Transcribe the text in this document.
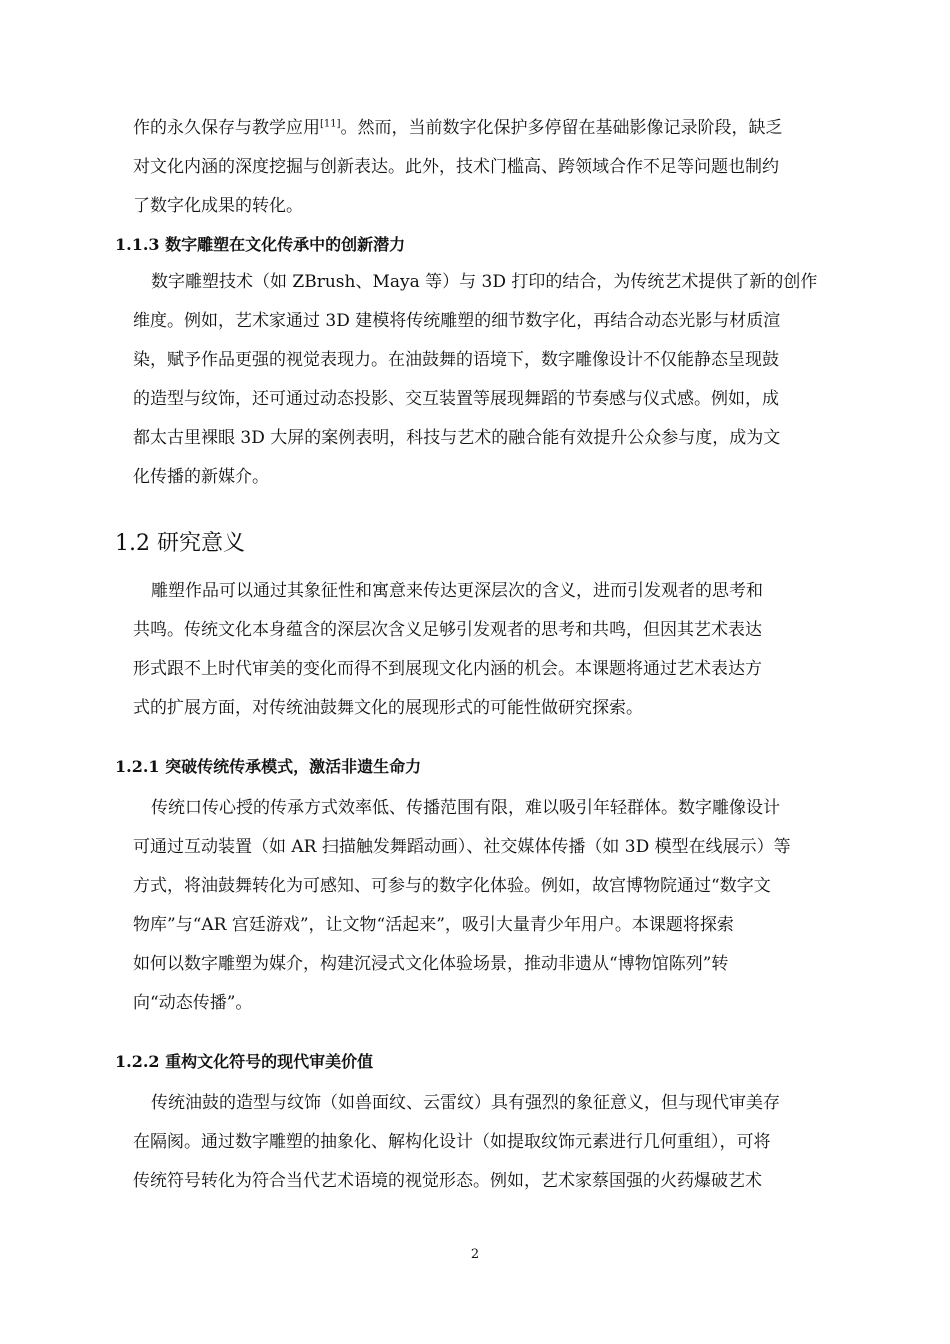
作的永久保存与教学应用[11]。然而，当前数字化保护多停留在基础影像记录阶段，缺乏
对文化内涵的深度挖掘与创新表达。此外，技术门槛高、跨领域合作不足等问题也制约
了数字化成果的转化。
1.1.3 数字雕塑在文化传承中的创新潜力
数字雕塑技术（如 ZBrush、Maya 等）与 3D 打印的结合，为传统艺术提供了新的创作
维度。例如，艺术家通过 3D 建模将传统雕塑的细节数字化，再结合动态光影与材质渲
染，赋予作品更强的视觉表现力。在油鼓舞的语境下，数字雕像设计不仅能静态呈现鼓
的造型与纹饰，还可通过动态投影、交互装置等展现舞蹈的节奏感与仪式感。例如，成
都太古里裸眼 3D 大屏的案例表明，科技与艺术的融合能有效提升公众参与度，成为文
化传播的新媒介。
1.2 研究意义
雕塑作品可以通过其象征性和寓意来传达更深层次的含义，进而引发观者的思考和
共鸣。传统文化本身蕴含的深层次含义足够引发观者的思考和共鸣，但因其艺术表达
形式跟不上时代审美的变化而得不到展现文化内涵的机会。本课题将通过艺术表达方
式的扩展方面，对传统油鼓舞文化的展现形式的可能性做研究探索。
1.2.1 突破传统传承模式，激活非遗生命力
传统口传心授的传承方式效率低、传播范围有限，难以吸引年轻群体。数字雕像设计
可通过互动装置（如 AR 扫描触发舞蹈动画）、社交媒体传播（如 3D 模型在线展示）等
方式，将油鼓舞转化为可感知、可参与的数字化体验。例如，故宫博物院通过“数字文
物库”与“AR 宫廷游戏”，让文物“活起来”，吸引大量青少年用户。本课题将探索
如何以数字雕塑为媒介，构建沉浸式文化体验场景，推动非遗从“博物馆陈列”转
向“动态传播”。
1.2.2 重构文化符号的现代审美价值
传统油鼓的造型与纹饰（如兽面纹、云雷纹）具有强烈的象征意义，但与现代审美存
在隔阂。通过数字雕塑的抽象化、解构化设计（如提取纹饰元素进行几何重组），可将
传统符号转化为符合当代艺术语境的视觉形态。例如，艺术家蔡国强的火药爆破艺术
2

- **Directive**
Copy every entry exactly as written. Pictures are excluded.

- **Answer to the problem**
Transcribe the text in this document.
作的永久保存与教学应用[11]。然而，当前数字化保护多停留在基础影像记录阶段，缺乏
对文化内涵的深度挖掘与创新表达。此外，技术门槛高、跨领域合作不足等问题也制约
了数字化成果的转化。
1.1.3 数字雕塑在文化传承中的创新潜力
数字雕塑技术（如 ZBrush、Maya 等）与 3D 打印的结合，为传统艺术提供了新的创作
维度。例如，艺术家通过 3D 建模将传统雕塑的细节数字化，再结合动态光影与材质渲
染，赋予作品更强的视觉表现力。在油鼓舞的语境下，数字雕像设计不仅能静态呈现鼓
的造型与纹饰，还可通过动态投影、交互装置等展现舞蹈的节奏感与仪式感。例如，成
都太古里裸眼 3D 大屏的案例表明，科技与艺术的融合能有效提升公众参与度，成为文
化传播的新媒介。
1.2 研究意义
雕塑作品可以通过其象征性和寓意来传达更深层次的含义，进而引发观者的思考和
共鸣。传统文化本身蕴含的深层次含义足够引发观者的思考和共鸣，但因其艺术表达
形式跟不上时代审美的变化而得不到展现文化内涵的机会。本课题将通过艺术表达方
式的扩展方面，对传统油鼓舞文化的展现形式的可能性做研究探索。
1.2.1 突破传统传承模式，激活非遗生命力
传统口传心授的传承方式效率低、传播范围有限，难以吸引年轻群体。数字雕像设计
可通过互动装置（如 AR 扫描触发舞蹈动画）、社交媒体传播（如 3D 模型在线展示）等
方式，将油鼓舞转化为可感知、可参与的数字化体验。例如，故宫博物院通过“数字文
物库”与“AR 宫廷游戏”，让文物“活起来”，吸引大量青少年用户。本课题将探索
如何以数字雕塑为媒介，构建沉浸式文化体验场景，推动非遗从“博物馆陈列”转
向“动态传播”。
1.2.2 重构文化符号的现代审美价值
传统油鼓的造型与纹饰（如兽面纹、云雷纹）具有强烈的象征意义，但与现代审美存
在隔阂。通过数字雕塑的抽象化、解构化设计（如提取纹饰元素进行几何重组），可将
传统符号转化为符合当代艺术语境的视觉形态。例如，艺术家蔡国强的火药爆破艺术
2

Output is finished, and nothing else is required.